-------- Stored data

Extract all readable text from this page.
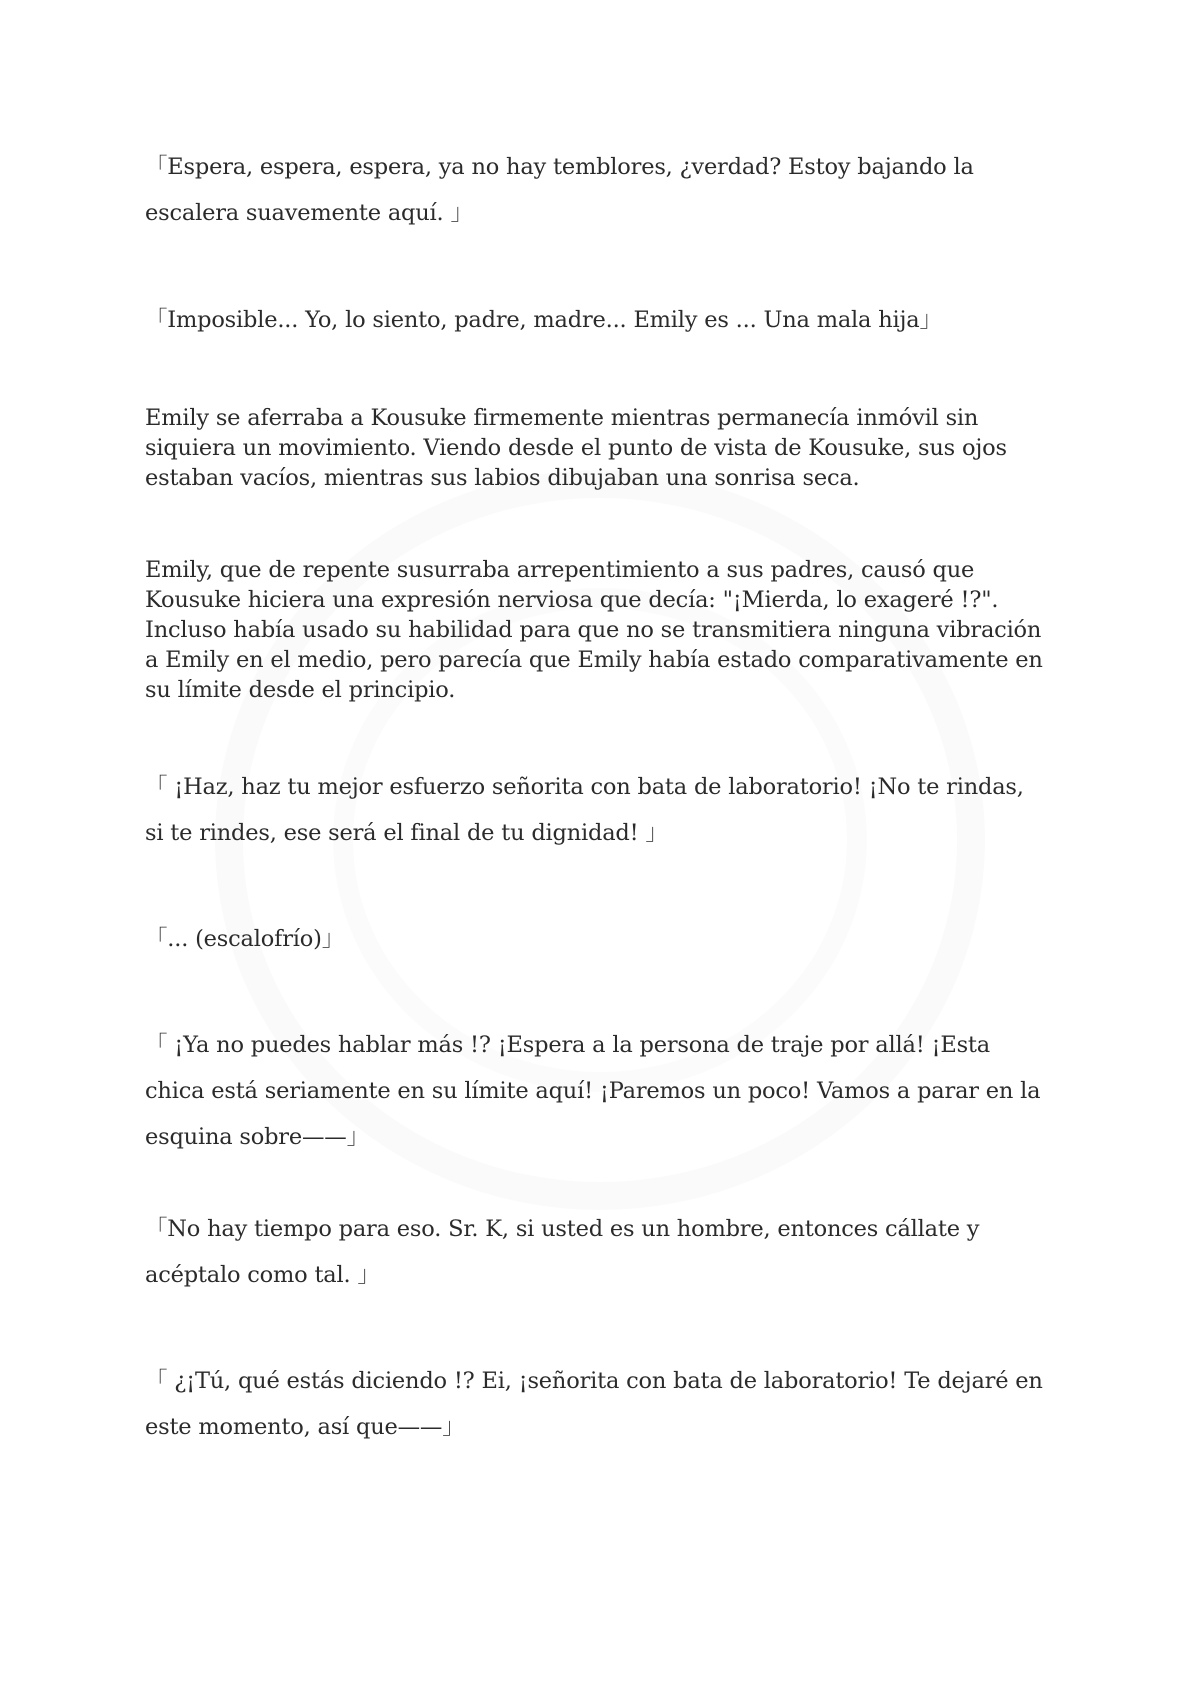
「Espera, espera, espera, ya no hay temblores, ¿verdad? Estoy bajando la escalera suavemente aquí. 」

「Imposible... Yo, lo siento, padre, madre... Emily es ... Una mala hija」

Emily se aferraba a Kousuke firmemente mientras permanecía inmóvil sin siquiera un movimiento. Viendo desde el punto de vista de Kousuke, sus ojos estaban vacíos, mientras sus labios dibujaban una sonrisa seca.

Emily, que de repente susurraba arrepentimiento a sus padres, causó que Kousuke hiciera una expresión nerviosa que decía: "¡Mierda, lo exageré !?". Incluso había usado su habilidad para que no se transmitiera ninguna vibración a Emily en el medio, pero parecía que Emily había estado comparativamente en su límite desde el principio.

「 ¡Haz, haz tu mejor esfuerzo señorita con bata de laboratorio! ¡No te rindas, si te rindes, ese será el final de tu dignidad! 」

「... (escalofrío)」

「 ¡Ya no puedes hablar más !? ¡Espera a la persona de traje por allá! ¡Esta chica está seriamente en su límite aquí! ¡Paremos un poco! Vamos a parar en la esquina sobre——」

「No hay tiempo para eso. Sr. K, si usted es un hombre, entonces cállate y acéptalo como tal. 」

「 ¿¡Tú, qué estás diciendo !? Ei, ¡señorita con bata de laboratorio! Te dejaré en este momento, así que——」
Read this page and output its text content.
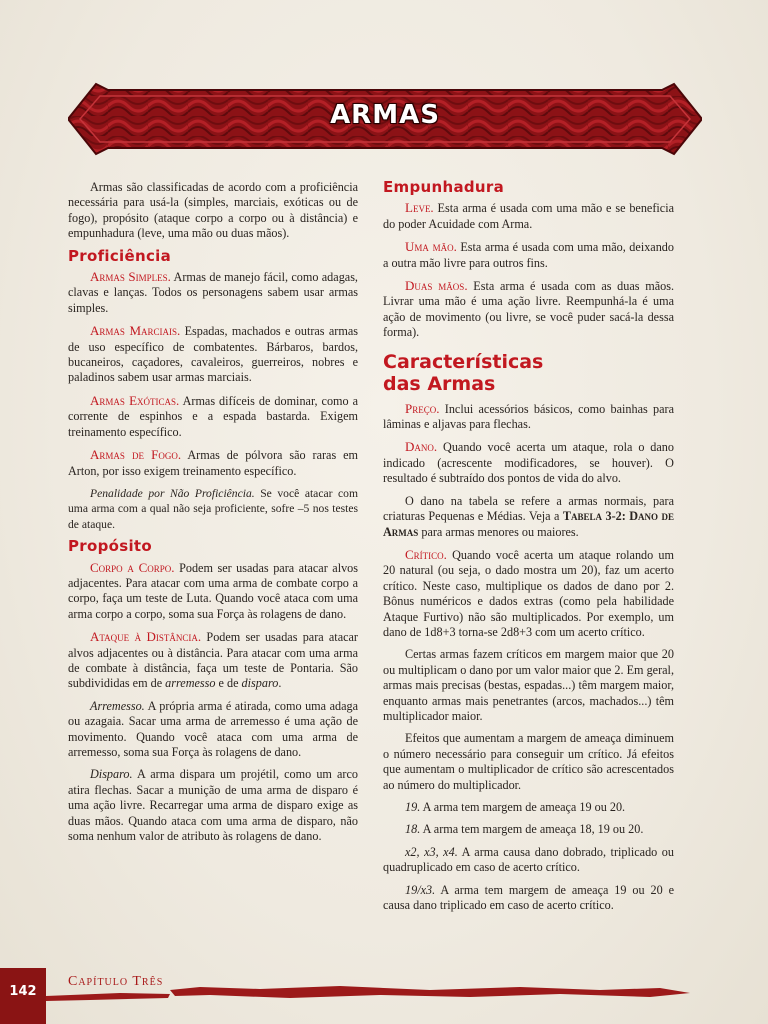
ARMAS

Armas são classificadas de acordo com a proficiência necessária para usá-la (simples, marciais, exóticas ou de fogo), propósito (ataque corpo a corpo ou à distância) e empunhadura (leve, uma mão ou duas mãos).

Proficiência

Armas Simples. Armas de manejo fácil, como adagas, clavas e lanças. Todos os personagens sabem usar armas simples.

Armas Marciais. Espadas, machados e outras armas de uso específico de combatentes. Bárbaros, bardos, bucaneiros, caçadores, cavaleiros, guerreiros, nobres e paladinos sabem usar armas marciais.

Armas Exóticas. Armas difíceis de dominar, como a corrente de espinhos e a espada bastarda. Exigem treinamento específico.

Armas de Fogo. Armas de pólvora são raras em Arton, por isso exigem treinamento específico.

Penalidade por Não Proficiência. Se você atacar com uma arma com a qual não seja proficiente, sofre –5 nos testes de ataque.

Propósito

Corpo a Corpo. Podem ser usadas para atacar alvos adjacentes. Para atacar com uma arma de combate corpo a corpo, faça um teste de Luta. Quando você ataca com uma arma corpo a corpo, soma sua Força às rolagens de dano.

Ataque à Distância. Podem ser usadas para atacar alvos adjacentes ou à distância. Para atacar com uma arma de combate à distância, faça um teste de Pontaria. São subdivididas em de arremesso e de disparo.

Arremesso. A própria arma é atirada, como uma adaga ou azagaia. Sacar uma arma de arremesso é uma ação de movimento. Quando você ataca com uma arma de arremesso, soma sua Força às rolagens de dano.

Disparo. A arma dispara um projétil, como um arco atira flechas. Sacar a munição de uma arma de disparo é uma ação livre. Recarregar uma arma de disparo exige as duas mãos. Quando ataca com uma arma de disparo, não soma nenhum valor de atributo às rolagens de dano.

Empunhadura

Leve. Esta arma é usada com uma mão e se beneficia do poder Acuidade com Arma.

Uma mão. Esta arma é usada com uma mão, deixando a outra mão livre para outros fins.

Duas mãos. Esta arma é usada com as duas mãos. Livrar uma mão é uma ação livre. Reempunhá-la é uma ação de movimento (ou livre, se você puder sacá-la dessa forma).

Características
das Armas

Preço. Inclui acessórios básicos, como bainhas para lâminas e aljavas para flechas.

Dano. Quando você acerta um ataque, rola o dano indicado (acrescente modificadores, se houver). O resultado é subtraído dos pontos de vida do alvo.

O dano na tabela se refere a armas normais, para criaturas Pequenas e Médias. Veja a Tabela 3-2: Dano de Armas para armas menores ou maiores.

Crítico. Quando você acerta um ataque rolando um 20 natural (ou seja, o dado mostra um 20), faz um acerto crítico. Neste caso, multiplique os dados de dano por 2. Bônus numéricos e dados extras (como pela habilidade Ataque Furtivo) não são multiplicados. Por exemplo, um dano de 1d8+3 torna-se 2d8+3 com um acerto crítico.

Certas armas fazem críticos em margem maior que 20 ou multiplicam o dano por um valor maior que 2. Em geral, armas mais precisas (bestas, espadas...) têm margem maior, enquanto armas mais penetrantes (arcos, machados...) têm multiplicador maior.

Efeitos que aumentam a margem de ameaça diminuem o número necessário para conseguir um crítico. Já efeitos que aumentam o multiplicador de crítico são acrescentados ao número do multiplicador.

19. A arma tem margem de ameaça 19 ou 20.

18. A arma tem margem de ameaça 18, 19 ou 20.

x2, x3, x4. A arma causa dano dobrado, triplicado ou quadruplicado em caso de acerto crítico.

19/x3. A arma tem margem de ameaça 19 ou 20 e causa dano triplicado em caso de acerto crítico.

142
Capítulo Três
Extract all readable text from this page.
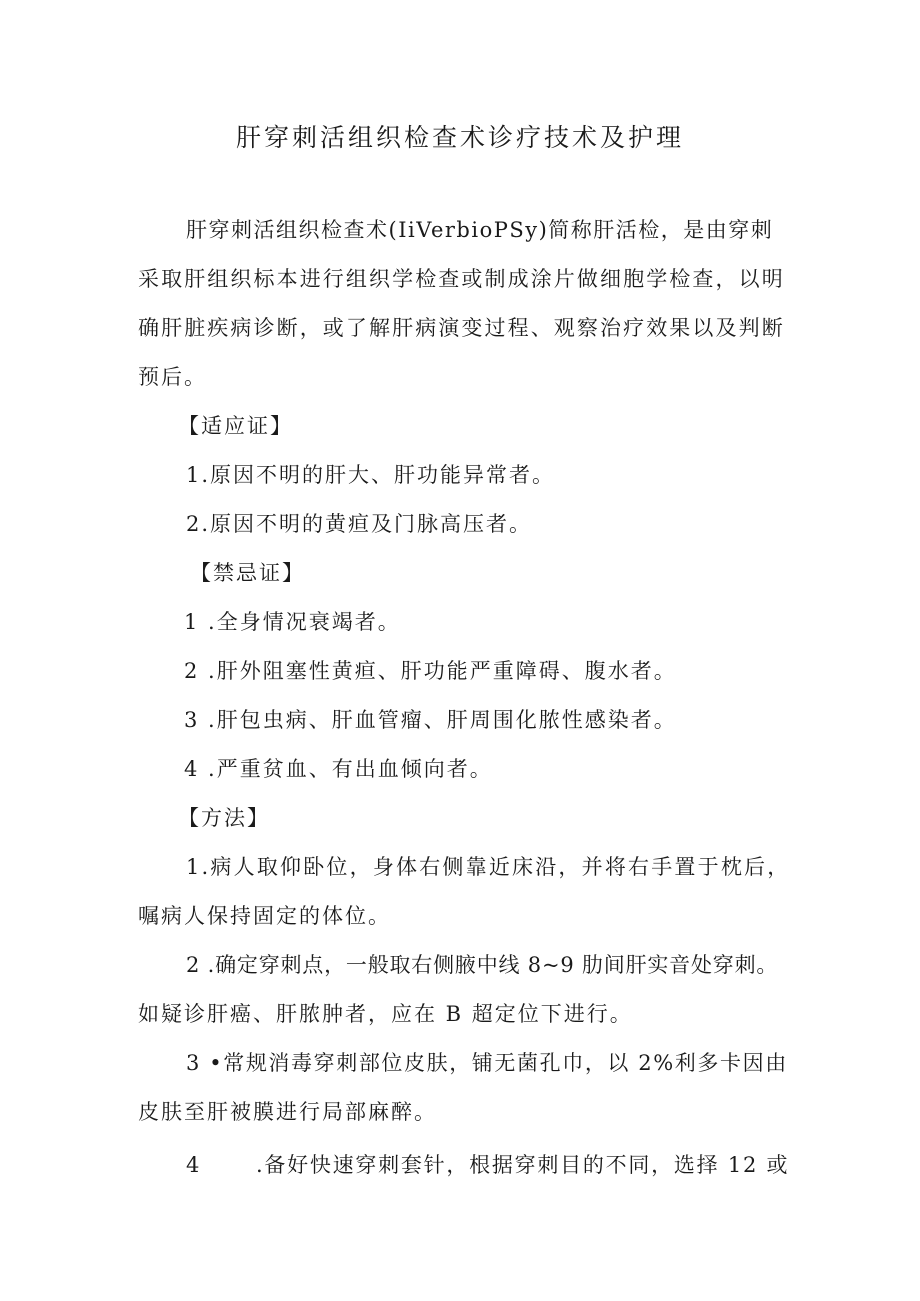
肝穿刺活组织检查术诊疗技术及护理
肝穿刺活组织检查术(IiVerbioPSy)简称肝活检，是由穿刺
采取肝组织标本进行组织学检查或制成涂片做细胞学检查，以明
确肝脏疾病诊断，或了解肝病演变过程、观察治疗效果以及判断
预后。
【适应证】
1.原因不明的肝大、肝功能异常者。
2.原因不明的黄疸及门脉高压者。
【禁忌证】
1 .全身情况衰竭者。
2 .肝外阻塞性黄疸、肝功能严重障碍、腹水者。
3 .肝包虫病、肝血管瘤、肝周围化脓性感染者。
4 .严重贫血、有出血倾向者。
【方法】
1.病人取仰卧位，身体右侧靠近床沿，并将右手置于枕后，
嘱病人保持固定的体位。
2 .确定穿刺点，一般取右侧腋中线 8~9 肋间肝实音处穿刺。
如疑诊肝癌、肝脓肿者，应在 B 超定位下进行。
3 •常规消毒穿刺部位皮肤，铺无菌孔巾，以 2%利多卡因由
皮肤至肝被膜进行局部麻醉。
4	.备好快速穿刺套针，根据穿刺目的不同，选择 12 或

----------------

> **Directive**:
Exactly as written, return every line of the listing, but not the pictures.

> **Correct output**:
Extract all readable text from this page.
「Espera, espera, espera, ya no hay temblores, ¿verdad? Estoy bajando la escalera suavemente aquí. 」

「Imposible... Yo, lo siento, padre, madre... Emily es ... Una mala hija」

Emily se aferraba a Kousuke firmemente mientras permanecía inmóvil sin siquiera un movimiento. Viendo desde el punto de vista de Kousuke, sus ojos estaban vacíos, mientras sus labios dibujaban una sonrisa seca.

Emily, que de repente susurraba arrepentimiento a sus padres, causó que Kousuke hiciera una expresión nerviosa que decía: "¡Mierda, lo exageré !?". Incluso había usado su habilidad para que no se transmitiera ninguna vibración a Emily en el medio, pero parecía que Emily había estado comparativamente en su límite desde el principio.

「 ¡Haz, haz tu mejor esfuerzo señorita con bata de laboratorio! ¡No te rindas, si te rindes, ese será el final de tu dignidad! 」

「... (escalofrío)」

「 ¡Ya no puedes hablar más !? ¡Espera a la persona de traje por allá! ¡Esta chica está seriamente en su límite aquí! ¡Paremos un poco! Vamos a parar en la esquina sobre——」

「No hay tiempo para eso. Sr. K, si usted es un hombre, entonces cállate y acéptalo como tal. 」

「 ¿¡Tú, qué estás diciendo !? Ei, ¡señorita con bata de laboratorio! Te dejaré en este momento, así que——」
Read this page and output its text content.
ARMAS

Armas são classificadas de acordo com a proficiência necessária para usá-la (simples, marciais, exóticas ou de fogo), propósito (ataque corpo a corpo ou à distância) e empunhadura (leve, uma mão ou duas mãos).

Proficiência

Armas Simples. Armas de manejo fácil, como adagas, clavas e lanças. Todos os personagens sabem usar armas simples.

Armas Marciais. Espadas, machados e outras armas de uso específico de combatentes. Bárbaros, bardos, bucaneiros, caçadores, cavaleiros, guerreiros, nobres e paladinos sabem usar armas marciais.

Armas Exóticas. Armas difíceis de dominar, como a corrente de espinhos e a espada bastarda. Exigem treinamento específico.

Armas de Fogo. Armas de pólvora são raras em Arton, por isso exigem treinamento específico.

Penalidade por Não Proficiência. Se você atacar com uma arma com a qual não seja proficiente, sofre –5 nos testes de ataque.

Propósito

Corpo a Corpo. Podem ser usadas para atacar alvos adjacentes. Para atacar com uma arma de combate corpo a corpo, faça um teste de Luta. Quando você ataca com uma arma corpo a corpo, soma sua Força às rolagens de dano.

Ataque à Distância. Podem ser usadas para atacar alvos adjacentes ou à distância. Para atacar com uma arma de combate à distância, faça um teste de Pontaria. São subdivididas em de arremesso e de disparo.

Arremesso. A própria arma é atirada, como uma adaga ou azagaia. Sacar uma arma de arremesso é uma ação de movimento. Quando você ataca com uma arma de arremesso, soma sua Força às rolagens de dano.

Disparo. A arma dispara um projétil, como um arco atira flechas. Sacar a munição de uma arma de disparo é uma ação livre. Recarregar uma arma de disparo exige as duas mãos. Quando ataca com uma arma de disparo, não soma nenhum valor de atributo às rolagens de dano.

Empunhadura

Leve. Esta arma é usada com uma mão e se beneficia do poder Acuidade com Arma.

Uma mão. Esta arma é usada com uma mão, deixando a outra mão livre para outros fins.

Duas mãos. Esta arma é usada com as duas mãos. Livrar uma mão é uma ação livre. Reempunhá-la é uma ação de movimento (ou livre, se você puder sacá-la dessa forma).

Características
das Armas

Preço. Inclui acessórios básicos, como bainhas para lâminas e aljavas para flechas.

Dano. Quando você acerta um ataque, rola o dano indicado (acrescente modificadores, se houver). O resultado é subtraído dos pontos de vida do alvo.

O dano na tabela se refere a armas normais, para criaturas Pequenas e Médias. Veja a Tabela 3-2: Dano de Armas para armas menores ou maiores.

Crítico. Quando você acerta um ataque rolando um 20 natural (ou seja, o dado mostra um 20), faz um acerto crítico. Neste caso, multiplique os dados de dano por 2. Bônus numéricos e dados extras (como pela habilidade Ataque Furtivo) não são multiplicados. Por exemplo, um dano de 1d8+3 torna-se 2d8+3 com um acerto crítico.

Certas armas fazem críticos em margem maior que 20 ou multiplicam o dano por um valor maior que 2. Em geral, armas mais precisas (bestas, espadas...) têm margem maior, enquanto armas mais penetrantes (arcos, machados...) têm multiplicador maior.

Efeitos que aumentam a margem de ameaça diminuem o número necessário para conseguir um crítico. Já efeitos que aumentam o multiplicador de crítico são acrescentados ao número do multiplicador.

19. A arma tem margem de ameaça 19 ou 20.

18. A arma tem margem de ameaça 18, 19 ou 20.

x2, x3, x4. A arma causa dano dobrado, triplicado ou quadruplicado em caso de acerto crítico.

19/x3. A arma tem margem de ameaça 19 ou 20 e causa dano triplicado em caso de acerto crítico.

142
Capítulo Três
Extract all readable text from this page.
肝穿刺活组织检查术诊疗技术及护理
肝穿刺活组织检查术(IiVerbioPSy)简称肝活检，是由穿刺
采取肝组织标本进行组织学检查或制成涂片做细胞学检查，以明
确肝脏疾病诊断，或了解肝病演变过程、观察治疗效果以及判断
预后。
【适应证】
1.原因不明的肝大、肝功能异常者。
2.原因不明的黄疸及门脉高压者。
【禁忌证】
1 .全身情况衰竭者。
2 .肝外阻塞性黄疸、肝功能严重障碍、腹水者。
3 .肝包虫病、肝血管瘤、肝周围化脓性感染者。
4 .严重贫血、有出血倾向者。
【方法】
1.病人取仰卧位，身体右侧靠近床沿，并将右手置于枕后，
嘱病人保持固定的体位。
2 .确定穿刺点，一般取右侧腋中线 8~9 肋间肝实音处穿刺。
如疑诊肝癌、肝脓肿者，应在 B 超定位下进行。
3 •常规消毒穿刺部位皮肤，铺无菌孔巾，以 2%利多卡因由
皮肤至肝被膜进行局部麻醉。
4	.备好快速穿刺套针，根据穿刺目的不同，选择 12 或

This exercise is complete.